**STATED EXERCISE:**
Output every line below exactly.

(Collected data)
#####
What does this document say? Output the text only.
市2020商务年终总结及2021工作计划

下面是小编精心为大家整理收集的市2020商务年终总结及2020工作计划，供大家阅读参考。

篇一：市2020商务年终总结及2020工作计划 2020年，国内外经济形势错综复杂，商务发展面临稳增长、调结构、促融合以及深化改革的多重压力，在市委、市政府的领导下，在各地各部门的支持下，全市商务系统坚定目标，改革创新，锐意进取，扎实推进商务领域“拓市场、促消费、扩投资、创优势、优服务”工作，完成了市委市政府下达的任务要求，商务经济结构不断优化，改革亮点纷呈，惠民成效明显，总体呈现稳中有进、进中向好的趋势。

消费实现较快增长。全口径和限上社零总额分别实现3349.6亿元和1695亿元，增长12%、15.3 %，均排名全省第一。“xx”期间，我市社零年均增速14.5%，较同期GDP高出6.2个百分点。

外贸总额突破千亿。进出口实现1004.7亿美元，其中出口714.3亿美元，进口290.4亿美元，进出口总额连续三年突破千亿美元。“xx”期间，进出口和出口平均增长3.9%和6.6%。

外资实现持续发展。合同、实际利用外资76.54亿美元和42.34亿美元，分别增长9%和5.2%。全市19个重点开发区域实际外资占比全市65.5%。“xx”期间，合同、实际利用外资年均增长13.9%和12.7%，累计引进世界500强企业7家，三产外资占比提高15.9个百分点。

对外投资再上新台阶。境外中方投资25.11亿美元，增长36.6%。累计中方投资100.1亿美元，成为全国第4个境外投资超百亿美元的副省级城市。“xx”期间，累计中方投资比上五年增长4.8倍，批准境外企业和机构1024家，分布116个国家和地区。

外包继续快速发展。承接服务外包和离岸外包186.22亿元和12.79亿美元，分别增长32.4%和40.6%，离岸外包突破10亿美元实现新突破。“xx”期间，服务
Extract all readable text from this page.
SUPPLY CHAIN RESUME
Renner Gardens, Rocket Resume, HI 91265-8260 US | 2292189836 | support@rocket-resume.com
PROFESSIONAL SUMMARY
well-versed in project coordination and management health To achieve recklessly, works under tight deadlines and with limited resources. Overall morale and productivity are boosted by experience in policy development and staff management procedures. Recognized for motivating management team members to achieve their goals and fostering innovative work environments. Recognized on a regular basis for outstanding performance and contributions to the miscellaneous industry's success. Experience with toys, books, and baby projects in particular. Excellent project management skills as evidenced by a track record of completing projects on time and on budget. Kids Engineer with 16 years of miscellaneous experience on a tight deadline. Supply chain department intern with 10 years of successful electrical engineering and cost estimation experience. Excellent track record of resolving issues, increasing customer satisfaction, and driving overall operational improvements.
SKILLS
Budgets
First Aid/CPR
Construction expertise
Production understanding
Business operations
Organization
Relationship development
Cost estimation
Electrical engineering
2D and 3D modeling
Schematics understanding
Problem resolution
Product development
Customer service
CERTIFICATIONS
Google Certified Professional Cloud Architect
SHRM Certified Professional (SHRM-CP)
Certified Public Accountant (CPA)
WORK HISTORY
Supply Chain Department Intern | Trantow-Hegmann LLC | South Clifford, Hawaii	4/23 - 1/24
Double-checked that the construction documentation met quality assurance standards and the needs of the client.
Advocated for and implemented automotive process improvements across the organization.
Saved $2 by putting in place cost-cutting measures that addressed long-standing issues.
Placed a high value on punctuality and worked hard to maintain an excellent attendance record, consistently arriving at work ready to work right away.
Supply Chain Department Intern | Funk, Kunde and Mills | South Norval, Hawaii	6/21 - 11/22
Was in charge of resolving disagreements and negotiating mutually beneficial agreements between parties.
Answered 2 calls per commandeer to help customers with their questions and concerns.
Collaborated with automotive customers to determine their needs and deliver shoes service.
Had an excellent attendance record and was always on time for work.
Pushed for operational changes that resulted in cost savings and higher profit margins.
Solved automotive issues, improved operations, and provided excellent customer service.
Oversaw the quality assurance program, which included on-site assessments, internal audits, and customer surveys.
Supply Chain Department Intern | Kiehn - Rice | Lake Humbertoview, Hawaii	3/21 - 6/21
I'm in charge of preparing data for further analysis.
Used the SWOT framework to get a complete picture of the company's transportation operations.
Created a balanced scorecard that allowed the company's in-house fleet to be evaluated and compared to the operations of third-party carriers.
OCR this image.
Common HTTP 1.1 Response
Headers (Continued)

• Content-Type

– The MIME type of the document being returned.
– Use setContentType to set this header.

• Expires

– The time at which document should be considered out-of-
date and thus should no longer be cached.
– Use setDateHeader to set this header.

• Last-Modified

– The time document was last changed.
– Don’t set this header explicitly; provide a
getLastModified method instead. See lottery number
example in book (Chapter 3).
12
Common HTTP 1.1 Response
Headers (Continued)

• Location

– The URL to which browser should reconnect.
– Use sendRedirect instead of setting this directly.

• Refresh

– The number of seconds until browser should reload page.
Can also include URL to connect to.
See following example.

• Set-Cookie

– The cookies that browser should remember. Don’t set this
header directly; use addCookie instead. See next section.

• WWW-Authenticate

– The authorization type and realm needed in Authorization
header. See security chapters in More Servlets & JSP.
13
#####
**ANSWER:**
What does this document say? Output the text only.
市2020商务年终总结及2021工作计划

下面是小编精心为大家整理收集的市2020商务年终总结及2020工作计划，供大家阅读参考。

篇一：市2020商务年终总结及2020工作计划 2020年，国内外经济形势错综复杂，商务发展面临稳增长、调结构、促融合以及深化改革的多重压力，在市委、市政府的领导下，在各地各部门的支持下，全市商务系统坚定目标，改革创新，锐意进取，扎实推进商务领域“拓市场、促消费、扩投资、创优势、优服务”工作，完成了市委市政府下达的任务要求，商务经济结构不断优化，改革亮点纷呈，惠民成效明显，总体呈现稳中有进、进中向好的趋势。

消费实现较快增长。全口径和限上社零总额分别实现3349.6亿元和1695亿元，增长12%、15.3 %，均排名全省第一。“xx”期间，我市社零年均增速14.5%，较同期GDP高出6.2个百分点。

外贸总额突破千亿。进出口实现1004.7亿美元，其中出口714.3亿美元，进口290.4亿美元，进出口总额连续三年突破千亿美元。“xx”期间，进出口和出口平均增长3.9%和6.6%。

外资实现持续发展。合同、实际利用外资76.54亿美元和42.34亿美元，分别增长9%和5.2%。全市19个重点开发区域实际外资占比全市65.5%。“xx”期间，合同、实际利用外资年均增长13.9%和12.7%，累计引进世界500强企业7家，三产外资占比提高15.9个百分点。

对外投资再上新台阶。境外中方投资25.11亿美元，增长36.6%。累计中方投资100.1亿美元，成为全国第4个境外投资超百亿美元的副省级城市。“xx”期间，累计中方投资比上五年增长4.8倍，批准境外企业和机构1024家，分布116个国家和地区。

外包继续快速发展。承接服务外包和离岸外包186.22亿元和12.79亿美元，分别增长32.4%和40.6%，离岸外包突破10亿美元实现新突破。“xx”期间，服务
Extract all readable text from this page.
SUPPLY CHAIN RESUME
Renner Gardens, Rocket Resume, HI 91265-8260 US | 2292189836 | support@rocket-resume.com
PROFESSIONAL SUMMARY
well-versed in project coordination and management health To achieve recklessly, works under tight deadlines and with limited resources. Overall morale and productivity are boosted by experience in policy development and staff management procedures. Recognized for motivating management team members to achieve their goals and fostering innovative work environments. Recognized on a regular basis for outstanding performance and contributions to the miscellaneous industry's success. Experience with toys, books, and baby projects in particular. Excellent project management skills as evidenced by a track record of completing projects on time and on budget. Kids Engineer with 16 years of miscellaneous experience on a tight deadline. Supply chain department intern with 10 years of successful electrical engineering and cost estimation experience. Excellent track record of resolving issues, increasing customer satisfaction, and driving overall operational improvements.
SKILLS
Budgets
First Aid/CPR
Construction expertise
Production understanding
Business operations
Organization
Relationship development
Cost estimation
Electrical engineering
2D and 3D modeling
Schematics understanding
Problem resolution
Product development
Customer service
CERTIFICATIONS
Google Certified Professional Cloud Architect
SHRM Certified Professional (SHRM-CP)
Certified Public Accountant (CPA)
WORK HISTORY
Supply Chain Department Intern | Trantow-Hegmann LLC | South Clifford, Hawaii	4/23 - 1/24
Double-checked that the construction documentation met quality assurance standards and the needs of the client.
Advocated for and implemented automotive process improvements across the organization.
Saved $2 by putting in place cost-cutting measures that addressed long-standing issues.
Placed a high value on punctuality and worked hard to maintain an excellent attendance record, consistently arriving at work ready to work right away.
Supply Chain Department Intern | Funk, Kunde and Mills | South Norval, Hawaii	6/21 - 11/22
Was in charge of resolving disagreements and negotiating mutually beneficial agreements between parties.
Answered 2 calls per commandeer to help customers with their questions and concerns.
Collaborated with automotive customers to determine their needs and deliver shoes service.
Had an excellent attendance record and was always on time for work.
Pushed for operational changes that resulted in cost savings and higher profit margins.
Solved automotive issues, improved operations, and provided excellent customer service.
Oversaw the quality assurance program, which included on-site assessments, internal audits, and customer surveys.
Supply Chain Department Intern | Kiehn - Rice | Lake Humbertoview, Hawaii	3/21 - 6/21
I'm in charge of preparing data for further analysis.
Used the SWOT framework to get a complete picture of the company's transportation operations.
Created a balanced scorecard that allowed the company's in-house fleet to be evaluated and compared to the operations of third-party carriers.
OCR this image.
Common HTTP 1.1 Response
Headers (Continued)

• Content-Type

– The MIME type of the document being returned.
– Use setContentType to set this header.

• Expires

– The time at which document should be considered out-of-
date and thus should no longer be cached.
– Use setDateHeader to set this header.

• Last-Modified

– The time document was last changed.
– Don’t set this header explicitly; provide a
getLastModified method instead. See lottery number
example in book (Chapter 3).
12
Common HTTP 1.1 Response
Headers (Continued)

• Location

– The URL to which browser should reconnect.
– Use sendRedirect instead of setting this directly.

• Refresh

– The number of seconds until browser should reload page.
Can also include URL to connect to.
See following example.

• Set-Cookie

– The cookies that browser should remember. Don’t set this
header directly; use addCookie instead. See next section.

• WWW-Authenticate

– The authorization type and realm needed in Authorization
header. See security chapters in More Servlets & JSP.
13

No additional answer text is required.